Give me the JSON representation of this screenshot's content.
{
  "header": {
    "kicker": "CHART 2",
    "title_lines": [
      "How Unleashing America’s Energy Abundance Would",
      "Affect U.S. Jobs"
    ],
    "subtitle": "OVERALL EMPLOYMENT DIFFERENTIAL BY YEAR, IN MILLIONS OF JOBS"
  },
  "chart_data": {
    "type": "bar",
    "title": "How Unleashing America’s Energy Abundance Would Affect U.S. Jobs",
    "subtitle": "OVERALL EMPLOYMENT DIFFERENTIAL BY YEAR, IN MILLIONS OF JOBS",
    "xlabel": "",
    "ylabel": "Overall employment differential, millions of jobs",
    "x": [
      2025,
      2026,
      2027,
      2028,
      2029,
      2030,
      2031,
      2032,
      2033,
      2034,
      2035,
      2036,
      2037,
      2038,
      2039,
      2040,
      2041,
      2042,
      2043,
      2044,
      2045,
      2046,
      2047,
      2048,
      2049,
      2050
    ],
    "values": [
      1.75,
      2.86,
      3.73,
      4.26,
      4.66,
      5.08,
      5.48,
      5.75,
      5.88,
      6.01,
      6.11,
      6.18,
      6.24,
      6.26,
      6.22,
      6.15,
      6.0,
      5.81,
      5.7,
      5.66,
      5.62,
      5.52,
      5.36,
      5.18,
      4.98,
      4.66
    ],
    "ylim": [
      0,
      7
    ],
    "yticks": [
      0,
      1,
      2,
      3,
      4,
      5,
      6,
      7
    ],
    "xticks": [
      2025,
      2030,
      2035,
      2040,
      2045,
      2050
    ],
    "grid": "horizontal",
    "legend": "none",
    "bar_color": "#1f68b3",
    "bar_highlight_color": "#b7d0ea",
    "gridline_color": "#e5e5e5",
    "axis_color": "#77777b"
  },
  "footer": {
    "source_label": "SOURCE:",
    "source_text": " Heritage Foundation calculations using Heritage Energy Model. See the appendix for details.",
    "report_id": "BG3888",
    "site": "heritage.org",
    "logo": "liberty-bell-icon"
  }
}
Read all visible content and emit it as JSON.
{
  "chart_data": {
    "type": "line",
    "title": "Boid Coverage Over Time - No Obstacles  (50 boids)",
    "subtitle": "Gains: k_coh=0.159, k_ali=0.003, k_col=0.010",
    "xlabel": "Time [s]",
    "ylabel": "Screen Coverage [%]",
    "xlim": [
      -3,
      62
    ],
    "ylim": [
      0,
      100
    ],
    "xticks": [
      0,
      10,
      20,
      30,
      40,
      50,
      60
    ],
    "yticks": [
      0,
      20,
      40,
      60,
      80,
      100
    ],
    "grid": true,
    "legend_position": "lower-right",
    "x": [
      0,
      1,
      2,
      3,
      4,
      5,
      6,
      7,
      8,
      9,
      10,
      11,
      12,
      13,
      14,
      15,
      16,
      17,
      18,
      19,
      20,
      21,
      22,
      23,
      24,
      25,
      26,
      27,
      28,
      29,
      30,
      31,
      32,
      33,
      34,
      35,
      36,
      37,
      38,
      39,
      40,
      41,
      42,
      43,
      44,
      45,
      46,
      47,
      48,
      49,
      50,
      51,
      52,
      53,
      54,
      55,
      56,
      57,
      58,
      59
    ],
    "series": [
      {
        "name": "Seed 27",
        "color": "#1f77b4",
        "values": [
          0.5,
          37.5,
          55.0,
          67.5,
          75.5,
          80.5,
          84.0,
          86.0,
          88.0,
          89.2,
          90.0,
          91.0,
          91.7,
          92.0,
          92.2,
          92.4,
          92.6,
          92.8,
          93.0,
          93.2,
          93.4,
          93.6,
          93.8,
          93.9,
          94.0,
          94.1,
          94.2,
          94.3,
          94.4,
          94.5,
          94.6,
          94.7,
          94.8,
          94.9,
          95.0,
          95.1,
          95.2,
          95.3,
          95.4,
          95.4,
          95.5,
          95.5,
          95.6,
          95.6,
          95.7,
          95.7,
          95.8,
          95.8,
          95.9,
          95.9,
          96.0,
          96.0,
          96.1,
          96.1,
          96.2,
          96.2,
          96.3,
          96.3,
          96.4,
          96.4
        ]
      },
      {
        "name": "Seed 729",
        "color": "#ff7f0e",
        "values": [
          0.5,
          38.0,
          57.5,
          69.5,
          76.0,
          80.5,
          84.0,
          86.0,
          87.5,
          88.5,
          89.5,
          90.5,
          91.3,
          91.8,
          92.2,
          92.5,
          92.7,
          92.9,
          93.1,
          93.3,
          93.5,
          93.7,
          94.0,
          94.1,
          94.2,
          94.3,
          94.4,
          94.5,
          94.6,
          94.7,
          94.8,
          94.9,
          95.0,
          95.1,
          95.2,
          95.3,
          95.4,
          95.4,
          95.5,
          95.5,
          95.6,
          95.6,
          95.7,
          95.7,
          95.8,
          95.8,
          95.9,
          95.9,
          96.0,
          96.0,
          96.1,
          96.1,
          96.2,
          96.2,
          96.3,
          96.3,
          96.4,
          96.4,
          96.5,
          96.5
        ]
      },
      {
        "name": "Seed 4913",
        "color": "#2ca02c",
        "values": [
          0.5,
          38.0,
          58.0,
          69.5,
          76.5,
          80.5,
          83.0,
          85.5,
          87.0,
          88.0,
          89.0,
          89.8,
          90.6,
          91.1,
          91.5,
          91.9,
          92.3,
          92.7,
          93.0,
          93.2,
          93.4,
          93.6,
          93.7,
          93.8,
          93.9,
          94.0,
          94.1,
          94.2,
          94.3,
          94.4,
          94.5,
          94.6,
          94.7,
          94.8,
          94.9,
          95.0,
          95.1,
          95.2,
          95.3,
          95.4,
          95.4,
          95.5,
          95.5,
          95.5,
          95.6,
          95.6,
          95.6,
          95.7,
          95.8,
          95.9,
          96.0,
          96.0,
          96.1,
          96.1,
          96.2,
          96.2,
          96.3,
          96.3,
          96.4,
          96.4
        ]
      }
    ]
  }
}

> [Task to carry out]
Repeat the material above in full, keeping every word.

> [Answer to this task]
Give me the JSON representation of this screenshot's content.
{
  "header": {
    "kicker": "CHART 2",
    "title_lines": [
      "How Unleashing America’s Energy Abundance Would",
      "Affect U.S. Jobs"
    ],
    "subtitle": "OVERALL EMPLOYMENT DIFFERENTIAL BY YEAR, IN MILLIONS OF JOBS"
  },
  "chart_data": {
    "type": "bar",
    "title": "How Unleashing America’s Energy Abundance Would Affect U.S. Jobs",
    "subtitle": "OVERALL EMPLOYMENT DIFFERENTIAL BY YEAR, IN MILLIONS OF JOBS",
    "xlabel": "",
    "ylabel": "Overall employment differential, millions of jobs",
    "x": [
      2025,
      2026,
      2027,
      2028,
      2029,
      2030,
      2031,
      2032,
      2033,
      2034,
      2035,
      2036,
      2037,
      2038,
      2039,
      2040,
      2041,
      2042,
      2043,
      2044,
      2045,
      2046,
      2047,
      2048,
      2049,
      2050
    ],
    "values": [
      1.75,
      2.86,
      3.73,
      4.26,
      4.66,
      5.08,
      5.48,
      5.75,
      5.88,
      6.01,
      6.11,
      6.18,
      6.24,
      6.26,
      6.22,
      6.15,
      6.0,
      5.81,
      5.7,
      5.66,
      5.62,
      5.52,
      5.36,
      5.18,
      4.98,
      4.66
    ],
    "ylim": [
      0,
      7
    ],
    "yticks": [
      0,
      1,
      2,
      3,
      4,
      5,
      6,
      7
    ],
    "xticks": [
      2025,
      2030,
      2035,
      2040,
      2045,
      2050
    ],
    "grid": "horizontal",
    "legend": "none",
    "bar_color": "#1f68b3",
    "bar_highlight_color": "#b7d0ea",
    "gridline_color": "#e5e5e5",
    "axis_color": "#77777b"
  },
  "footer": {
    "source_label": "SOURCE:",
    "source_text": " Heritage Foundation calculations using Heritage Energy Model. See the appendix for details.",
    "report_id": "BG3888",
    "site": "heritage.org",
    "logo": "liberty-bell-icon"
  }
}
Read all visible content and emit it as JSON.
{
  "chart_data": {
    "type": "line",
    "title": "Boid Coverage Over Time - No Obstacles  (50 boids)",
    "subtitle": "Gains: k_coh=0.159, k_ali=0.003, k_col=0.010",
    "xlabel": "Time [s]",
    "ylabel": "Screen Coverage [%]",
    "xlim": [
      -3,
      62
    ],
    "ylim": [
      0,
      100
    ],
    "xticks": [
      0,
      10,
      20,
      30,
      40,
      50,
      60
    ],
    "yticks": [
      0,
      20,
      40,
      60,
      80,
      100
    ],
    "grid": true,
    "legend_position": "lower-right",
    "x": [
      0,
      1,
      2,
      3,
      4,
      5,
      6,
      7,
      8,
      9,
      10,
      11,
      12,
      13,
      14,
      15,
      16,
      17,
      18,
      19,
      20,
      21,
      22,
      23,
      24,
      25,
      26,
      27,
      28,
      29,
      30,
      31,
      32,
      33,
      34,
      35,
      36,
      37,
      38,
      39,
      40,
      41,
      42,
      43,
      44,
      45,
      46,
      47,
      48,
      49,
      50,
      51,
      52,
      53,
      54,
      55,
      56,
      57,
      58,
      59
    ],
    "series": [
      {
        "name": "Seed 27",
        "color": "#1f77b4",
        "values": [
          0.5,
          37.5,
          55.0,
          67.5,
          75.5,
          80.5,
          84.0,
          86.0,
          88.0,
          89.2,
          90.0,
          91.0,
          91.7,
          92.0,
          92.2,
          92.4,
          92.6,
          92.8,
          93.0,
          93.2,
          93.4,
          93.6,
          93.8,
          93.9,
          94.0,
          94.1,
          94.2,
          94.3,
          94.4,
          94.5,
          94.6,
          94.7,
          94.8,
          94.9,
          95.0,
          95.1,
          95.2,
          95.3,
          95.4,
          95.4,
          95.5,
          95.5,
          95.6,
          95.6,
          95.7,
          95.7,
          95.8,
          95.8,
          95.9,
          95.9,
          96.0,
          96.0,
          96.1,
          96.1,
          96.2,
          96.2,
          96.3,
          96.3,
          96.4,
          96.4
        ]
      },
      {
        "name": "Seed 729",
        "color": "#ff7f0e",
        "values": [
          0.5,
          38.0,
          57.5,
          69.5,
          76.0,
          80.5,
          84.0,
          86.0,
          87.5,
          88.5,
          89.5,
          90.5,
          91.3,
          91.8,
          92.2,
          92.5,
          92.7,
          92.9,
          93.1,
          93.3,
          93.5,
          93.7,
          94.0,
          94.1,
          94.2,
          94.3,
          94.4,
          94.5,
          94.6,
          94.7,
          94.8,
          94.9,
          95.0,
          95.1,
          95.2,
          95.3,
          95.4,
          95.4,
          95.5,
          95.5,
          95.6,
          95.6,
          95.7,
          95.7,
          95.8,
          95.8,
          95.9,
          95.9,
          96.0,
          96.0,
          96.1,
          96.1,
          96.2,
          96.2,
          96.3,
          96.3,
          96.4,
          96.4,
          96.5,
          96.5
        ]
      },
      {
        "name": "Seed 4913",
        "color": "#2ca02c",
        "values": [
          0.5,
          38.0,
          58.0,
          69.5,
          76.5,
          80.5,
          83.0,
          85.5,
          87.0,
          88.0,
          89.0,
          89.8,
          90.6,
          91.1,
          91.5,
          91.9,
          92.3,
          92.7,
          93.0,
          93.2,
          93.4,
          93.6,
          93.7,
          93.8,
          93.9,
          94.0,
          94.1,
          94.2,
          94.3,
          94.4,
          94.5,
          94.6,
          94.7,
          94.8,
          94.9,
          95.0,
          95.1,
          95.2,
          95.3,
          95.4,
          95.4,
          95.5,
          95.5,
          95.5,
          95.6,
          95.6,
          95.6,
          95.7,
          95.8,
          95.9,
          96.0,
          96.0,
          96.1,
          96.1,
          96.2,
          96.2,
          96.3,
          96.3,
          96.4,
          96.4
        ]
      }
    ]
  }
}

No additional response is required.